Records from a collection of figures
* BEGIN *
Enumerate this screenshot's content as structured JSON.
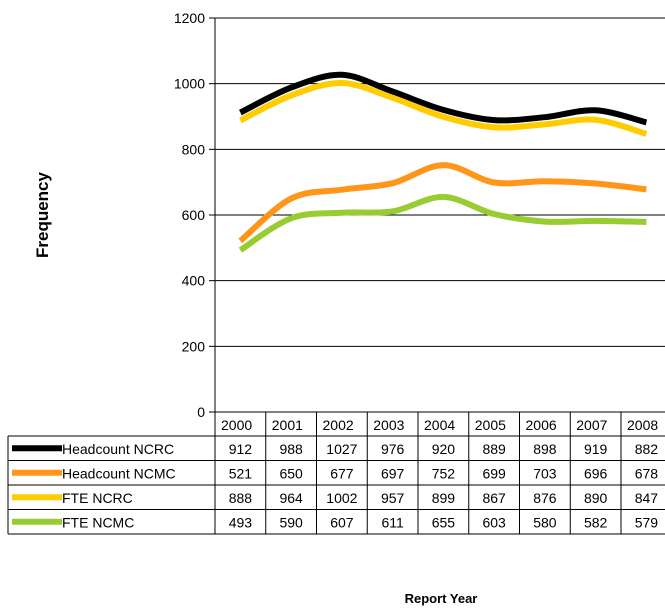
{
  "chart_data": {
    "type": "line",
    "title": "",
    "xlabel": "Report Year",
    "ylabel": "Frequency",
    "ylim": [
      0,
      1200
    ],
    "yticks": [
      0,
      200,
      400,
      600,
      800,
      1000,
      1200
    ],
    "grid": true,
    "legend": "data-table-below",
    "categories": [
      "2000",
      "2001",
      "2002",
      "2003",
      "2004",
      "2005",
      "2006",
      "2007",
      "2008"
    ],
    "series": [
      {
        "name": "Headcount NCRC",
        "color": "#000000",
        "values": [
          912,
          988,
          1027,
          976,
          920,
          889,
          898,
          919,
          882
        ]
      },
      {
        "name": "Headcount NCMC",
        "color": "#FF9619",
        "values": [
          521,
          650,
          677,
          697,
          752,
          699,
          703,
          696,
          678
        ]
      },
      {
        "name": "FTE NCRC",
        "color": "#FFCC00",
        "values": [
          888,
          964,
          1002,
          957,
          899,
          867,
          876,
          890,
          847
        ]
      },
      {
        "name": "FTE NCMC",
        "color": "#99CC33",
        "values": [
          493,
          590,
          607,
          611,
          655,
          603,
          580,
          582,
          579
        ]
      }
    ]
  }
}
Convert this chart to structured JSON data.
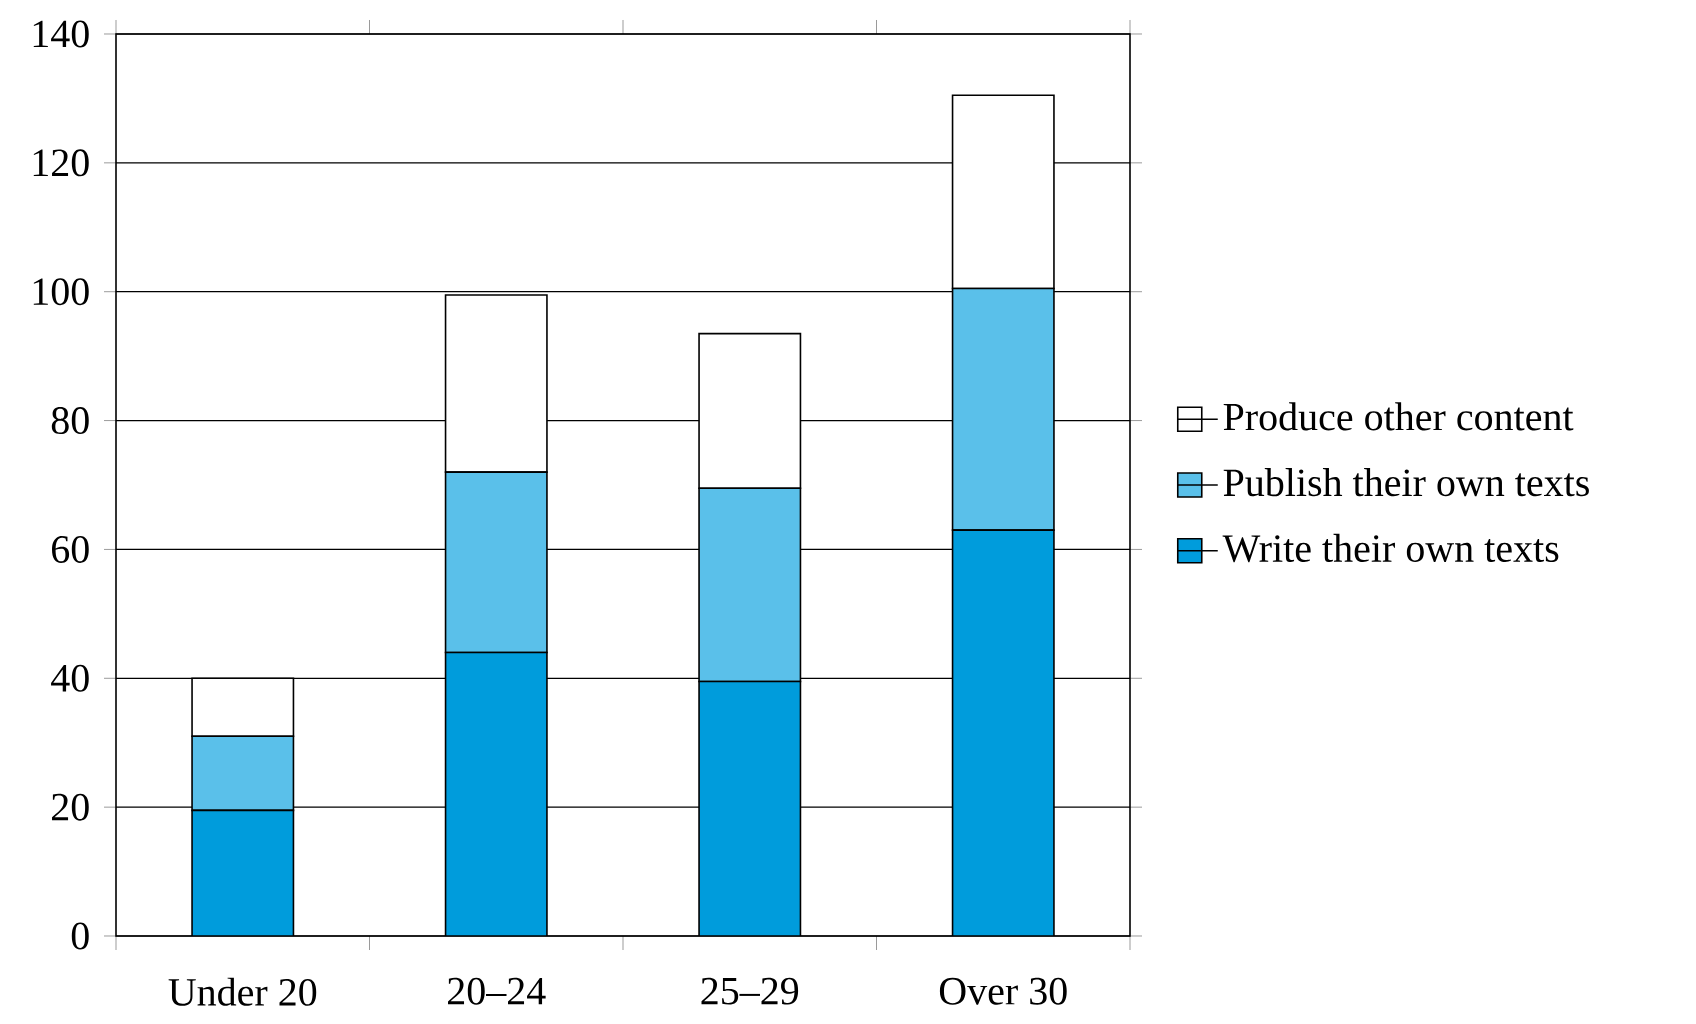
{
  "chart_data": {
    "type": "bar",
    "stacked": true,
    "categories": [
      "Under 20",
      "20–24",
      "25–29",
      "Over 30"
    ],
    "series": [
      {
        "name": "Write their own texts",
        "color": "#009cdc",
        "values": [
          19.5,
          44,
          39.5,
          63
        ]
      },
      {
        "name": "Publish their own texts",
        "color": "#5ac0ea",
        "values": [
          11.5,
          28,
          30,
          37.5
        ]
      },
      {
        "name": "Produce other content",
        "color": "#ffffff",
        "values": [
          9,
          27.5,
          24,
          30
        ]
      }
    ],
    "ylim": [
      0,
      140
    ],
    "yticks": [
      0,
      20,
      40,
      60,
      80,
      100,
      120,
      140
    ],
    "grid": "y",
    "legend": "right"
  }
}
* END *
Work to do:
Set down the material exactly, every line of it, except for the pictures.

Expected answer:
Enumerate this screenshot's content as structured JSON.
{
  "chart_data": {
    "type": "line",
    "title": "",
    "xlabel": "Report Year",
    "ylabel": "Frequency",
    "ylim": [
      0,
      1200
    ],
    "yticks": [
      0,
      200,
      400,
      600,
      800,
      1000,
      1200
    ],
    "grid": true,
    "legend": "data-table-below",
    "categories": [
      "2000",
      "2001",
      "2002",
      "2003",
      "2004",
      "2005",
      "2006",
      "2007",
      "2008"
    ],
    "series": [
      {
        "name": "Headcount NCRC",
        "color": "#000000",
        "values": [
          912,
          988,
          1027,
          976,
          920,
          889,
          898,
          919,
          882
        ]
      },
      {
        "name": "Headcount NCMC",
        "color": "#FF9619",
        "values": [
          521,
          650,
          677,
          697,
          752,
          699,
          703,
          696,
          678
        ]
      },
      {
        "name": "FTE NCRC",
        "color": "#FFCC00",
        "values": [
          888,
          964,
          1002,
          957,
          899,
          867,
          876,
          890,
          847
        ]
      },
      {
        "name": "FTE NCMC",
        "color": "#99CC33",
        "values": [
          493,
          590,
          607,
          611,
          655,
          603,
          580,
          582,
          579
        ]
      }
    ]
  }
}
Convert this chart to structured JSON data.
{
  "chart_data": {
    "type": "bar",
    "stacked": true,
    "categories": [
      "Under 20",
      "20–24",
      "25–29",
      "Over 30"
    ],
    "series": [
      {
        "name": "Write their own texts",
        "color": "#009cdc",
        "values": [
          19.5,
          44,
          39.5,
          63
        ]
      },
      {
        "name": "Publish their own texts",
        "color": "#5ac0ea",
        "values": [
          11.5,
          28,
          30,
          37.5
        ]
      },
      {
        "name": "Produce other content",
        "color": "#ffffff",
        "values": [
          9,
          27.5,
          24,
          30
        ]
      }
    ],
    "ylim": [
      0,
      140
    ],
    "yticks": [
      0,
      20,
      40,
      60,
      80,
      100,
      120,
      140
    ],
    "grid": "y",
    "legend": "right"
  }
}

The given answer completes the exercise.